## Problem description
Show every line that has the string "charitable" in it.

Extracted data entries
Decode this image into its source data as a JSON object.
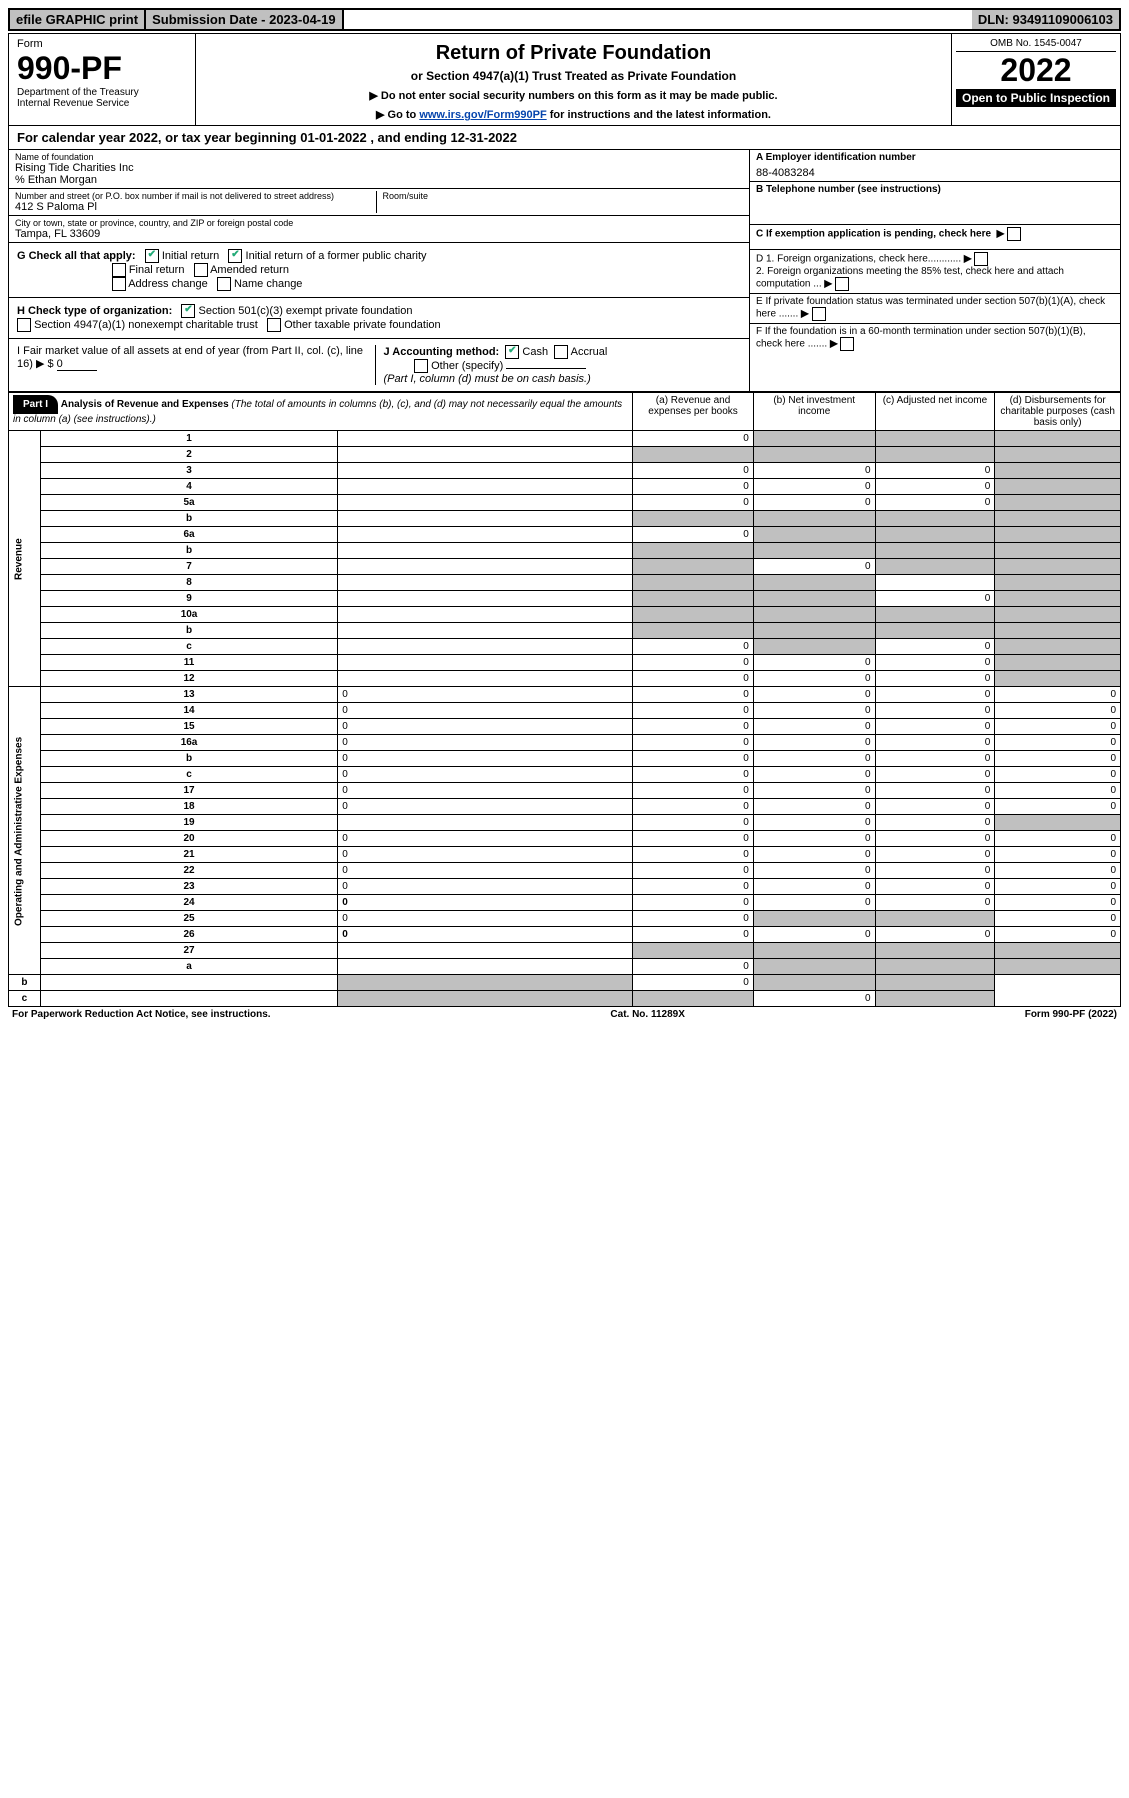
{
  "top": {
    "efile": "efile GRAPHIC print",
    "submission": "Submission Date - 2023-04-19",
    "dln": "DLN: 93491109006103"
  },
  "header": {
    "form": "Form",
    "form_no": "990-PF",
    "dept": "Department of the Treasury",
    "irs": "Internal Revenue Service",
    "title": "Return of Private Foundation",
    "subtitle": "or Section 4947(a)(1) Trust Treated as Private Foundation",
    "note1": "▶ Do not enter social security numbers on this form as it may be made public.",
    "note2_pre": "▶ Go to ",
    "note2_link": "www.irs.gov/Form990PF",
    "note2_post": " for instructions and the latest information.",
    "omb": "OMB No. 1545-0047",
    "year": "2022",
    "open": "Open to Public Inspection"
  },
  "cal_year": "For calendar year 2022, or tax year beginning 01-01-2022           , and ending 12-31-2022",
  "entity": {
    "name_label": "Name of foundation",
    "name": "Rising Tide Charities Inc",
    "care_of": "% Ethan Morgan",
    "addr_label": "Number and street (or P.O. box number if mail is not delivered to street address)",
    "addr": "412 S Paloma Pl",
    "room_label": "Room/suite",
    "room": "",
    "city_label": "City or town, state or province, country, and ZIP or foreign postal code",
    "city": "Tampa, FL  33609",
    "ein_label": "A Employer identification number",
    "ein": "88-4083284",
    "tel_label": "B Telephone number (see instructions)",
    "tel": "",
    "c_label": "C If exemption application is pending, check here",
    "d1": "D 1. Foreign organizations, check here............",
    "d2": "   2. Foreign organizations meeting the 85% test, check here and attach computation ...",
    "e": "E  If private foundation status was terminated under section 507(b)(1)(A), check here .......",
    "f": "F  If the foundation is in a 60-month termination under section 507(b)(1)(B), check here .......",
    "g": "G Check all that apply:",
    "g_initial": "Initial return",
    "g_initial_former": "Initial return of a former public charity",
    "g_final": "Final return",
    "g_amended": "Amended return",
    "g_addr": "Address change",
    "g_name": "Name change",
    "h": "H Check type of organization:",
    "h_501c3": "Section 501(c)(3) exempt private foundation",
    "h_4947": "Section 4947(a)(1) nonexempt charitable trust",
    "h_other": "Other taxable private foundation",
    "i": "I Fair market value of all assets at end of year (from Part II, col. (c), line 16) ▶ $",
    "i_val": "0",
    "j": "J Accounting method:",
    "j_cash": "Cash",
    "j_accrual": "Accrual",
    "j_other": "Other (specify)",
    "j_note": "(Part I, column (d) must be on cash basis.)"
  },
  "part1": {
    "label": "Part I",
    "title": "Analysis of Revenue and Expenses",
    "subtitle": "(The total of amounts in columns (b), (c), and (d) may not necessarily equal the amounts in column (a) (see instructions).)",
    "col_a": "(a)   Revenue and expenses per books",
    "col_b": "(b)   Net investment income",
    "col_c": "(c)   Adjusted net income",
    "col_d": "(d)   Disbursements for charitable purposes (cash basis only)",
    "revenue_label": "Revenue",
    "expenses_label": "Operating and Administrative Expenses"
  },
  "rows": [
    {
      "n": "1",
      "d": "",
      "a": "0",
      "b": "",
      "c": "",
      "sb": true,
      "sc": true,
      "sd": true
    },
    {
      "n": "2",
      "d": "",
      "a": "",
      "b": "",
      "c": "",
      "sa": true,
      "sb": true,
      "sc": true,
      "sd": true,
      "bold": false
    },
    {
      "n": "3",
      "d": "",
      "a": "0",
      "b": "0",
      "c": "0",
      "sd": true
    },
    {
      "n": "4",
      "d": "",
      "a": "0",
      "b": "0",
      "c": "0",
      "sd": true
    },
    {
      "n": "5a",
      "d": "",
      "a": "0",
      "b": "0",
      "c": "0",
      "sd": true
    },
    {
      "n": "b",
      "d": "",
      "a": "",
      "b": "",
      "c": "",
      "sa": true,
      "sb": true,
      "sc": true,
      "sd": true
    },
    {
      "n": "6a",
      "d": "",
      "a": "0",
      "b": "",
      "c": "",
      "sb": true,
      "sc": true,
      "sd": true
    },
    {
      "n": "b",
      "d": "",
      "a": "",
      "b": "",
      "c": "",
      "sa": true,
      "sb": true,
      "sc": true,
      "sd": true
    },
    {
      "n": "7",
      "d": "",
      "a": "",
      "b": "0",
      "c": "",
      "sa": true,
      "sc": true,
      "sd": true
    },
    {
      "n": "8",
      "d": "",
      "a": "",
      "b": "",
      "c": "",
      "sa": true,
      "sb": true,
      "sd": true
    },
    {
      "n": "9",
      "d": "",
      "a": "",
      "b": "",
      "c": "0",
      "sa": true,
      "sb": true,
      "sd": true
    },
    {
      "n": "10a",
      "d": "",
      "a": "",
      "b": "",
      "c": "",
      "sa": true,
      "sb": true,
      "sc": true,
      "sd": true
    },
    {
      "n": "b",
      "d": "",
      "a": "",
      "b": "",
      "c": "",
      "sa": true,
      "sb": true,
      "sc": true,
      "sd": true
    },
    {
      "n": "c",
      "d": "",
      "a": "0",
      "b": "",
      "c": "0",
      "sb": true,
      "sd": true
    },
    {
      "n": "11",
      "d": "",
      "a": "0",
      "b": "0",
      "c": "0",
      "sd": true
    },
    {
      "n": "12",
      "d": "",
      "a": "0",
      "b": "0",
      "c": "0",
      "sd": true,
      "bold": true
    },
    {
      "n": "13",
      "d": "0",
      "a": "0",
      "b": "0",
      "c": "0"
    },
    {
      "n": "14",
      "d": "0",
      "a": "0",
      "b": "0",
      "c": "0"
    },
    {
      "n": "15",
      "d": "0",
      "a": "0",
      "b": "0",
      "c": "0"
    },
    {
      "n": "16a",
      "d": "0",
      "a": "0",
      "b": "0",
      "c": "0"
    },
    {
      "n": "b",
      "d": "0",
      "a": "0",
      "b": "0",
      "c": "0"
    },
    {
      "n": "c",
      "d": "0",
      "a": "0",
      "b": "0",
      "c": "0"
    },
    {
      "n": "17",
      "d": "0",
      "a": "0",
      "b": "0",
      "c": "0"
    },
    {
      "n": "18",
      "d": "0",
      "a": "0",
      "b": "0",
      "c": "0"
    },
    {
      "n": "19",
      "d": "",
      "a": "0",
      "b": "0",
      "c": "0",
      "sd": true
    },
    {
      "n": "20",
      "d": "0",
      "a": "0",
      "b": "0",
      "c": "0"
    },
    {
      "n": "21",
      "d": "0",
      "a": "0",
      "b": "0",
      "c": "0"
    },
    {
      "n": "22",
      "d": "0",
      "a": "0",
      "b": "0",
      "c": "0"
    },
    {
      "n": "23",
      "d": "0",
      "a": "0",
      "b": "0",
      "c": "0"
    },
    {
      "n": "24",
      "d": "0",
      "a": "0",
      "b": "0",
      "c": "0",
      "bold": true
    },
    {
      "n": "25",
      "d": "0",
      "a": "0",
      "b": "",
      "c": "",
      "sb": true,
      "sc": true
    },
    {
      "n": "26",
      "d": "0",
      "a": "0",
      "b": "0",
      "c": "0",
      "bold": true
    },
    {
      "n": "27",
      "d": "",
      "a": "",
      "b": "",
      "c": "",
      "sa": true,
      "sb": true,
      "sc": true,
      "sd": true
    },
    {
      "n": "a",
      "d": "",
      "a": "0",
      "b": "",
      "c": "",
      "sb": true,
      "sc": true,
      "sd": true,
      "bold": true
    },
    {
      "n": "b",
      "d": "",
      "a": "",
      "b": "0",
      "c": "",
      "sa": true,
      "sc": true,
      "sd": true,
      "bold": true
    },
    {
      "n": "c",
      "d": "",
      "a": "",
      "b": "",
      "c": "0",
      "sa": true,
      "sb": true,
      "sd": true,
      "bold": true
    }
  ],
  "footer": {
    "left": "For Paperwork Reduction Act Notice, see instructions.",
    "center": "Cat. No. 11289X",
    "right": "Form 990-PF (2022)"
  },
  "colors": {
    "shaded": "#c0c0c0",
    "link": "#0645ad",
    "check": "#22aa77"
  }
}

## Answer to the problem
    "h_4947": "Section 4947(a)(1) nonexempt charitable trust",
    "col_d": "(d)   Disbursements for charitable purposes (cash basis only)",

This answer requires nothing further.